>> Begin Provided data

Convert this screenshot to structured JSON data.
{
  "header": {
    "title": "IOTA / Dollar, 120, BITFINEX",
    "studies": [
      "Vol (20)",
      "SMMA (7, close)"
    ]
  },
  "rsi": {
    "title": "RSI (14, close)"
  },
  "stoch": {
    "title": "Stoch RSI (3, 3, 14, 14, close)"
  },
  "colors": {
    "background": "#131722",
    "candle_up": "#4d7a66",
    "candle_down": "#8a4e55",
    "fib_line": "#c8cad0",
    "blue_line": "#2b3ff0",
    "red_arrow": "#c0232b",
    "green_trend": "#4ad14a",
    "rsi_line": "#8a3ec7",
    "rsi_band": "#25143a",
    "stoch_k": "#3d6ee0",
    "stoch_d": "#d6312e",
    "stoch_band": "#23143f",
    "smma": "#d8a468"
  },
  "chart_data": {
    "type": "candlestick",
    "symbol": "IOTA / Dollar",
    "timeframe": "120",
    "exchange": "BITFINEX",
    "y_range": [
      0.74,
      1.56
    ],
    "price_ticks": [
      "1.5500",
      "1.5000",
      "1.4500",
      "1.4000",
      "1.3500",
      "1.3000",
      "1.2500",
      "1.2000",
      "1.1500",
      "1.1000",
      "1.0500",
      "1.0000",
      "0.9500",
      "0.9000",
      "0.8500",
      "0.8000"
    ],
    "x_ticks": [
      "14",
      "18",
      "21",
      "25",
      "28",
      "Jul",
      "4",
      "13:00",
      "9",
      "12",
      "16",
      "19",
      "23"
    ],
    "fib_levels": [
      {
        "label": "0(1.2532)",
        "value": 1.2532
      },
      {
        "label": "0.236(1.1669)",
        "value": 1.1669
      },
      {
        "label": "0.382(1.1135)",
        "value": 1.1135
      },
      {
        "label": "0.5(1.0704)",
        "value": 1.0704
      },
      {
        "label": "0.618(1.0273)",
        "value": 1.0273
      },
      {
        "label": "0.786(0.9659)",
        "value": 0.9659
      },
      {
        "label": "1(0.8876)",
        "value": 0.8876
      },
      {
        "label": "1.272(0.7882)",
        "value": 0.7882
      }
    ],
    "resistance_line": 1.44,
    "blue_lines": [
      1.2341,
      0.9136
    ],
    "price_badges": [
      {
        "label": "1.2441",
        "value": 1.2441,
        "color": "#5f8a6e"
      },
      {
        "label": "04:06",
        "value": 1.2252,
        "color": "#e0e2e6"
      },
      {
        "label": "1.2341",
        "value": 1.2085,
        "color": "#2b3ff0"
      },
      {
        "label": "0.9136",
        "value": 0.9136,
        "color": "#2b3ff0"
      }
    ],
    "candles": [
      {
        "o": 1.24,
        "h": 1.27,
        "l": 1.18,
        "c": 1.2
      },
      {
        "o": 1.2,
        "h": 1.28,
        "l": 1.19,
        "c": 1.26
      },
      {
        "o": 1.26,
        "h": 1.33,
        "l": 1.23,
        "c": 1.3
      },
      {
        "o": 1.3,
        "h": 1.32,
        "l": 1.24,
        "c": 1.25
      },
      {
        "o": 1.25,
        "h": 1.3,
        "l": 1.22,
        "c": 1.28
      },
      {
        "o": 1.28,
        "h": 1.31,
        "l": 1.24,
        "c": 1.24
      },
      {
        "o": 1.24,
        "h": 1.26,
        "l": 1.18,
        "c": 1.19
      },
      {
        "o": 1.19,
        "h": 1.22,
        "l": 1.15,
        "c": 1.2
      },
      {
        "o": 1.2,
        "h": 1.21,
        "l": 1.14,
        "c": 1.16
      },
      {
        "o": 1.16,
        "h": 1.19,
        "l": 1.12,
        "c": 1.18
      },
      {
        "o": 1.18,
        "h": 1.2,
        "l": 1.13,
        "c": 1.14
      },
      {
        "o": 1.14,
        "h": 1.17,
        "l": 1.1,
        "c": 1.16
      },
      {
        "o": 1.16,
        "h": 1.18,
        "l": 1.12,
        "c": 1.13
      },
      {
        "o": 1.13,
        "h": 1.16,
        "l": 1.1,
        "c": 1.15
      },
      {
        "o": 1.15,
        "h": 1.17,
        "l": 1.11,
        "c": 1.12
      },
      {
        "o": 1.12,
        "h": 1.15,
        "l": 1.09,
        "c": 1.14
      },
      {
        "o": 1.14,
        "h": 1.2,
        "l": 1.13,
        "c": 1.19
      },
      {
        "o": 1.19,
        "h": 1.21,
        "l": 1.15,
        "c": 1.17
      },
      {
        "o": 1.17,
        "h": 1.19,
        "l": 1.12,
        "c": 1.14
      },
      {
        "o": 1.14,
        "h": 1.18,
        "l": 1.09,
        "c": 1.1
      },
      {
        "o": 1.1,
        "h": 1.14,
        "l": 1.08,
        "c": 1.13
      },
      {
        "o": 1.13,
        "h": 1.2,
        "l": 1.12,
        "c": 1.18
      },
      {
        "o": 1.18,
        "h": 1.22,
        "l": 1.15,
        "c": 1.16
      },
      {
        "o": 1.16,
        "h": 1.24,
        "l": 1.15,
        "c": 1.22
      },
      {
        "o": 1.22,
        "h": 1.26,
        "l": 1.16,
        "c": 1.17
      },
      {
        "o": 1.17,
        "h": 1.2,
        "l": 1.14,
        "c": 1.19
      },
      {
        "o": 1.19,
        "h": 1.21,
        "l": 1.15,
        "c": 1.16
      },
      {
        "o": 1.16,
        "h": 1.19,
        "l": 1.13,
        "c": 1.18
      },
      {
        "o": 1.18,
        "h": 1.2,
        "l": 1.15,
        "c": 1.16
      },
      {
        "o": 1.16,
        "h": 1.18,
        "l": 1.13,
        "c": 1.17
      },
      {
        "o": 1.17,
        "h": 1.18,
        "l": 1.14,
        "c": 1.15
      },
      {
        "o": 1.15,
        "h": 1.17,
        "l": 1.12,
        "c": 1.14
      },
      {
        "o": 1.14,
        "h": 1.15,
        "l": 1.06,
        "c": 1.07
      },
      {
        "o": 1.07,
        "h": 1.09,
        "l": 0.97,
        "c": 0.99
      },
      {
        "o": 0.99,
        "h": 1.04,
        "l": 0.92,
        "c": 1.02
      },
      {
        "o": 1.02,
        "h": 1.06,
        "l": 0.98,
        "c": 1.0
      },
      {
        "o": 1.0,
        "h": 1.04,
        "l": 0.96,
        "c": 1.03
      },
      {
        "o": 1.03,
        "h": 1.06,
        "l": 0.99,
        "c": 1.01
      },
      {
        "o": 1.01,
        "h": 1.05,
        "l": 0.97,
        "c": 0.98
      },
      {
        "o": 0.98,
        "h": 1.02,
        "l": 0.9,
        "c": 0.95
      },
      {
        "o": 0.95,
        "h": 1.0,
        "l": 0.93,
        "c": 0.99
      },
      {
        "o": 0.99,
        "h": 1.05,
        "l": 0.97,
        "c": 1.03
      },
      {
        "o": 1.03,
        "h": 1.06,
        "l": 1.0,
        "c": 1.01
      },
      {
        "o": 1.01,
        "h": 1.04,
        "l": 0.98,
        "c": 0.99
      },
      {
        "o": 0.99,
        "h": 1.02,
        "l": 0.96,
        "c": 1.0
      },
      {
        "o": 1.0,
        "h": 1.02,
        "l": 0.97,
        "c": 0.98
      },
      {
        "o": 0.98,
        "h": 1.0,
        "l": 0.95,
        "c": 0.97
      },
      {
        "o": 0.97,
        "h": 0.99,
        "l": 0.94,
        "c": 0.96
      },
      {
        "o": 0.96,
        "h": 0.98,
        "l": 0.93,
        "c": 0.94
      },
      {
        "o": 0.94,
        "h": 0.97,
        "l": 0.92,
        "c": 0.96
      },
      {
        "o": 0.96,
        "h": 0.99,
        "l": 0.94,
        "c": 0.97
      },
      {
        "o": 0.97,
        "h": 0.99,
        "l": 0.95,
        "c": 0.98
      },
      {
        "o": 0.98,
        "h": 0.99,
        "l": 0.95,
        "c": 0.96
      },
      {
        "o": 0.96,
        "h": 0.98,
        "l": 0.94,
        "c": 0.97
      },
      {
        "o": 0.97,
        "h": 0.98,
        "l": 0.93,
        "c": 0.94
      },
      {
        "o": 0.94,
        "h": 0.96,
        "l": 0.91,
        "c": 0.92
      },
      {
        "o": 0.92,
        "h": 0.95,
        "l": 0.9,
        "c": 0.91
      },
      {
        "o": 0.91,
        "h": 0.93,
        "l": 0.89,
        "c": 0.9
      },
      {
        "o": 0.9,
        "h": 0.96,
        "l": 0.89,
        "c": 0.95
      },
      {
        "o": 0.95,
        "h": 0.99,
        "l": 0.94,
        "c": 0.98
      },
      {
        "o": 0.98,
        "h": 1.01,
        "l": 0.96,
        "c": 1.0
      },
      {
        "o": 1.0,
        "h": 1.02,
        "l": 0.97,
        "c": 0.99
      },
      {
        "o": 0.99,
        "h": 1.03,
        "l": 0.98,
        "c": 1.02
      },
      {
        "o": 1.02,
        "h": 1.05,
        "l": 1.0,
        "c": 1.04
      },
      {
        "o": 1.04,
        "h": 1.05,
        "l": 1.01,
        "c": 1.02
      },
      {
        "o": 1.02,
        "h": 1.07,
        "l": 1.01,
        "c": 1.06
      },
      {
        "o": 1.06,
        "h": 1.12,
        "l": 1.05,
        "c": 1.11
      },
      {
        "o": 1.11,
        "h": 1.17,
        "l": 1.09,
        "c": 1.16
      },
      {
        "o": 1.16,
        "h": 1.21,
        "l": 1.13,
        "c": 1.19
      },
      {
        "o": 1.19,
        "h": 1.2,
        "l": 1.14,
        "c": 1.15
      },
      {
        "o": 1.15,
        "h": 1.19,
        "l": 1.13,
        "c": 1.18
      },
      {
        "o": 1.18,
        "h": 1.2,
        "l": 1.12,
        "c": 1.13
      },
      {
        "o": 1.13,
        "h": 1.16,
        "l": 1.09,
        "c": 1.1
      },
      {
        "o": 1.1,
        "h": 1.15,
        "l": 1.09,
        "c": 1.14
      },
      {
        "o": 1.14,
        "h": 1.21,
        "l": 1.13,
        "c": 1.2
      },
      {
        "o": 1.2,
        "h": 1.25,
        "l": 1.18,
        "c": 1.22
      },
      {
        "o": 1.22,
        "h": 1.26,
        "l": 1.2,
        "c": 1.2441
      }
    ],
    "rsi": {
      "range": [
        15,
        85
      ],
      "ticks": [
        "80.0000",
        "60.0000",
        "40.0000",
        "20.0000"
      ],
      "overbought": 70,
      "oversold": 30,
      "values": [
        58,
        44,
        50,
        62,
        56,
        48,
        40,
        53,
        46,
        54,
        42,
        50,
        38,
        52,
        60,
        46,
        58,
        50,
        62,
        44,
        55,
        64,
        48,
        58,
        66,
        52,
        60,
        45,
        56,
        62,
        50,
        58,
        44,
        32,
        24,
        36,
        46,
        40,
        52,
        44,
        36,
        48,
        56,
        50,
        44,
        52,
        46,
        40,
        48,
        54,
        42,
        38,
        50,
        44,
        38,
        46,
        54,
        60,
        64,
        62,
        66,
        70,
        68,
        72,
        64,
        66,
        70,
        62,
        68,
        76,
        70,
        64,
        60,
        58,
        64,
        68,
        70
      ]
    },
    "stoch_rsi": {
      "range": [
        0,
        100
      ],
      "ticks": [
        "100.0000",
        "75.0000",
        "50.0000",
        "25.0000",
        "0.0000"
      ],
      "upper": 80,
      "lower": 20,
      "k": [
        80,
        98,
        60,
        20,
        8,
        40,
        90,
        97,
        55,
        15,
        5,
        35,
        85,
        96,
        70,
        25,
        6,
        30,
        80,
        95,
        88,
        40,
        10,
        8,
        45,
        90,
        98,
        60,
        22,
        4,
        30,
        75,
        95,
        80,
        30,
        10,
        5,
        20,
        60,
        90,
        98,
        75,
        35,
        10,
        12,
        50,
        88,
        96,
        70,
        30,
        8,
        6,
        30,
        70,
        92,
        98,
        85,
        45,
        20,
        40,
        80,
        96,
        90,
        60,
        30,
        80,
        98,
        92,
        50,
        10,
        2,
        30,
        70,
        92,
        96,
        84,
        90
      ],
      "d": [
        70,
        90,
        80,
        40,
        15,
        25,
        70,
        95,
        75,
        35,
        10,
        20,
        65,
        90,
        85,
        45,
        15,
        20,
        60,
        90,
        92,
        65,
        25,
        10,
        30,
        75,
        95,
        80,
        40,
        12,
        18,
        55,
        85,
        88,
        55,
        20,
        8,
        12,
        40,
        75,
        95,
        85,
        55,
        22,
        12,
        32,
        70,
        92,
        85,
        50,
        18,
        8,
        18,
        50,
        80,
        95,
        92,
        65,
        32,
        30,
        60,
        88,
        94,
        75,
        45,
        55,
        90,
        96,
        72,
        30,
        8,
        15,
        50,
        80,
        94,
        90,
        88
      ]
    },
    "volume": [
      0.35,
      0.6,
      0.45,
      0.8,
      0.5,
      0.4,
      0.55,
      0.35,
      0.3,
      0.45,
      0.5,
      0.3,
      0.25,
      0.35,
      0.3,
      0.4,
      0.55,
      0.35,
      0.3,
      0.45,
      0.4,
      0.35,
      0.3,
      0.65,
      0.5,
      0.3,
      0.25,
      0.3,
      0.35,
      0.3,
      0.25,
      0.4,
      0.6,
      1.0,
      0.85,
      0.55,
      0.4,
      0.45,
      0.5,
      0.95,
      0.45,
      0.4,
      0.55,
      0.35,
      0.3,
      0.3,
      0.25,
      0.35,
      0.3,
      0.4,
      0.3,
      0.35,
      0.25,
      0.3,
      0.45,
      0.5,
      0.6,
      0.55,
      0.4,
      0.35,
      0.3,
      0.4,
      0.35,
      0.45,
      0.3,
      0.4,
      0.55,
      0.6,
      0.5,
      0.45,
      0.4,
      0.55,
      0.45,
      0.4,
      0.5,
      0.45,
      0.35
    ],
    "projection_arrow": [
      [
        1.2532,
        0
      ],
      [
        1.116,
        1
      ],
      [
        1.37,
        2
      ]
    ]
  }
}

>> End Provided data

Scan the material above and determine how many lines include the word "close"; report only the number.

Exercise result:
3